## TAREFAS A FAZER
1. No texto do exercício, ter entre os dedos um véu tecido com fio de seda japonesa é comparado a quê?
2. Continue o texto do exercício, que comenta o livro, a partir da última frase.

## TEXTO DO EXERCÍCIO

▼

Os anos tinham passado, mas ainda havia quadros pendurados nas paredes e panelas no escorredor, ao lado da pia. Aquilo não era nada alegre, e Baldabiou bem que gostaria de ir embora. Mas Hervé Joncour continuava a olhar fascinado para aquelas paredes bolorentas e mortas. era evidente: buscava algo, lá.
- Talvez seja porque a vida, às vezes, se apresenta de uma maneira tal que não há mais nada a dizer.
Disse.
- Mais nada, para sempre."
É um belo livro, de facto: táctil, exótico.
“Uma vez tivera entre os dedos um véu tecido com fio de seda japonesa. Era como ter entre os dedos o nada”.
Escrito com uma sensibilidade comovente. A subtileza nas entrelinhas, numa quase concepção minimalista. Por isso, é que mesmo sendo um livro pequeno (ou, talvez, por isso) cada palavra ganha um peso inusitado.

▲

## LINHAS FORNECIDAS
▼

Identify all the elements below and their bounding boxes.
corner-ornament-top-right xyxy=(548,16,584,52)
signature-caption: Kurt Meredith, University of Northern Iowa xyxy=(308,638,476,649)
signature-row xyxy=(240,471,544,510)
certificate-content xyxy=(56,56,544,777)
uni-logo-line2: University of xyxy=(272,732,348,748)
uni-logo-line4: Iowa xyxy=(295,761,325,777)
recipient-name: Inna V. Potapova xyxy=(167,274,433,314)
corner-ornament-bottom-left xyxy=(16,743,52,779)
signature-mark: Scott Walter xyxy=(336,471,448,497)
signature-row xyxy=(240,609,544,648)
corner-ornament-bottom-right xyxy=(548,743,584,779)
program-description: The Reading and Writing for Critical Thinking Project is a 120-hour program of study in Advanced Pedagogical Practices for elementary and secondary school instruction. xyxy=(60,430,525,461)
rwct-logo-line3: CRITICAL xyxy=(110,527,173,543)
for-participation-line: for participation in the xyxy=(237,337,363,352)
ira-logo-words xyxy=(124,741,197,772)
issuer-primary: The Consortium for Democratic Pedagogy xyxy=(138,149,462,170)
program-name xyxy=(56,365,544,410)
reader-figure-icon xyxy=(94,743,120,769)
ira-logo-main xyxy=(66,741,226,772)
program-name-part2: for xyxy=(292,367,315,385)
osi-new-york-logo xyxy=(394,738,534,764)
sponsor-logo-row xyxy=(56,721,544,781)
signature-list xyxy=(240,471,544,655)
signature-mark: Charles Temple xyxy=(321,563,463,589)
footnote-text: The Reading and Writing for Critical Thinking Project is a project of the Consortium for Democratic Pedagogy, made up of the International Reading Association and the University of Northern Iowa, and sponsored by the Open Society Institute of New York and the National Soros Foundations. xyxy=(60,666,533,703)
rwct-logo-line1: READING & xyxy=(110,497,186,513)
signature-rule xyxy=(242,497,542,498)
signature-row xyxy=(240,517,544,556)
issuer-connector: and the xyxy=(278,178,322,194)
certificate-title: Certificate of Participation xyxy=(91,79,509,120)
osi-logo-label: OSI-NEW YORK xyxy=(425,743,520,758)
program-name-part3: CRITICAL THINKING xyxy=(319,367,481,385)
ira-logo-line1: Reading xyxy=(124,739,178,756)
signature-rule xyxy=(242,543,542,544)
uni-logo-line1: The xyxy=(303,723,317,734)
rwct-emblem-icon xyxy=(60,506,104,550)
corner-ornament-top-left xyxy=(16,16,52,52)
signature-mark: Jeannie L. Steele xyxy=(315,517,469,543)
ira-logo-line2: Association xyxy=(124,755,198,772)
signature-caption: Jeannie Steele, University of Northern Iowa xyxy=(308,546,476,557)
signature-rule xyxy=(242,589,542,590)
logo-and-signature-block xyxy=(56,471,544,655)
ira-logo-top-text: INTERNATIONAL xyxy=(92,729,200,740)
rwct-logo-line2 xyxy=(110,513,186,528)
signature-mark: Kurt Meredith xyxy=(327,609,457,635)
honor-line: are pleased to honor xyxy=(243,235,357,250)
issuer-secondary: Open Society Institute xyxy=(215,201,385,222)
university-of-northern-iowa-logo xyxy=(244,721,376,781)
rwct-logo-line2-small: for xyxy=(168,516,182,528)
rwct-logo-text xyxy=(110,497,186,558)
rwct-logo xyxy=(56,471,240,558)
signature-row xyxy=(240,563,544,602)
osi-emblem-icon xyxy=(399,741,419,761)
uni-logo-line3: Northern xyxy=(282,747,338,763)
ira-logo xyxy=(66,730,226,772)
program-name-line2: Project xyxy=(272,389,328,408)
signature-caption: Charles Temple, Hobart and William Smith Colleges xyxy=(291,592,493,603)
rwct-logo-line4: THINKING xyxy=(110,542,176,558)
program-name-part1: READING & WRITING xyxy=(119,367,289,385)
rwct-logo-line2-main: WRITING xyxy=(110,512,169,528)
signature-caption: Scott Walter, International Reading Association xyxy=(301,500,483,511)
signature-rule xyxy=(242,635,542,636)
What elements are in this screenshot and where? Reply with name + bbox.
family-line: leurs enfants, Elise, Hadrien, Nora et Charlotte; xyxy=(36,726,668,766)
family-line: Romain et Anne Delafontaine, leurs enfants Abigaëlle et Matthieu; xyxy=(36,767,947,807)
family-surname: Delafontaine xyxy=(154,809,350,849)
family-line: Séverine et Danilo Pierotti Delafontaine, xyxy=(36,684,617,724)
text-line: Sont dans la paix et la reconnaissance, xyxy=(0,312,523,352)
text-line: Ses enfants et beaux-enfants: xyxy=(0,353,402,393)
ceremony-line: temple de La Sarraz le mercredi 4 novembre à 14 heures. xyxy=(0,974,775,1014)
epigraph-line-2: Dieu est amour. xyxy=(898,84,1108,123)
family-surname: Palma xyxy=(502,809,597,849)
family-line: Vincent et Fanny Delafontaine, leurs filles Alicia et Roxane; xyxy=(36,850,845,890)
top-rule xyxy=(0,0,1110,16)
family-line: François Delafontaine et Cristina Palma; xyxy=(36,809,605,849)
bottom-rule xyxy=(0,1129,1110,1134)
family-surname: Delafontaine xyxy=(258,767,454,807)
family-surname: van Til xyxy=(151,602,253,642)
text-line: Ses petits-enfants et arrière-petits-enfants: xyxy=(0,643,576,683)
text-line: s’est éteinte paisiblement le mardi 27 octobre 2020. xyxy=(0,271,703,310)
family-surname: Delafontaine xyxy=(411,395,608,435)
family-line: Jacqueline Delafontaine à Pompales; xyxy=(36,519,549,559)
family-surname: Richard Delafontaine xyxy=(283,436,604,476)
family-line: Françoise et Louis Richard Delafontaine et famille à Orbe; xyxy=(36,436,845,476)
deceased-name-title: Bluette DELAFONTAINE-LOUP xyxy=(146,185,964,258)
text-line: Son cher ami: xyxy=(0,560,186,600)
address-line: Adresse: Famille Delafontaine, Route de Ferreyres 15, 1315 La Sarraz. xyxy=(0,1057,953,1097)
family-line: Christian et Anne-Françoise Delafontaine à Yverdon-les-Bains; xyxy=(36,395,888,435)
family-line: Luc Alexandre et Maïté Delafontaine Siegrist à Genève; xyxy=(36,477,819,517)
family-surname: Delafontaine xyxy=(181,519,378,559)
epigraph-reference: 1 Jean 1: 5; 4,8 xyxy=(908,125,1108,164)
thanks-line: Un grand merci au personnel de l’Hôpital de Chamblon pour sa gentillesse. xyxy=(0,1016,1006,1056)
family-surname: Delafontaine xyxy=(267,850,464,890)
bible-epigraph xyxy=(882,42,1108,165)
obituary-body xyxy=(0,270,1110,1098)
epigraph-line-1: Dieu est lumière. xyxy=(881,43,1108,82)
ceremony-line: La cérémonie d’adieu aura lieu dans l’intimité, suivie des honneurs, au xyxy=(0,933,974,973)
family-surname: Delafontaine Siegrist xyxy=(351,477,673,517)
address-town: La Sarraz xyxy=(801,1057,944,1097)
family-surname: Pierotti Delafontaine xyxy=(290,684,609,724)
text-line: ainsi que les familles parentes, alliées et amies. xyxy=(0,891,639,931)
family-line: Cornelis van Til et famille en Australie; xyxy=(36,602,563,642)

▲

## RESPOSTAS POR ITEM
1. A ter entre os dedos o nada.

2.
"Pôs-se a observar a chama que tremia, diminuta, na lanterna. E, com cuidado, parou o Tempo, por o todo o tempo que desejou. Foi um nada, depois, abrir a mão e ver aquele papel. Pequeno. Poucos ideogramas desenhados um em baixo do outro. Tinta preta.”
Apenas vi o filme. Parece-me que dá excessiva importância à componente visual, mas o argumento é fraco...
Não li o livro, mas embora a premissa seja interessante, achei o filme demasiado monótono. Apesar disso, a fotografia é excelente (o jogo de cores é muito contrastante) e as interpretações acima da média.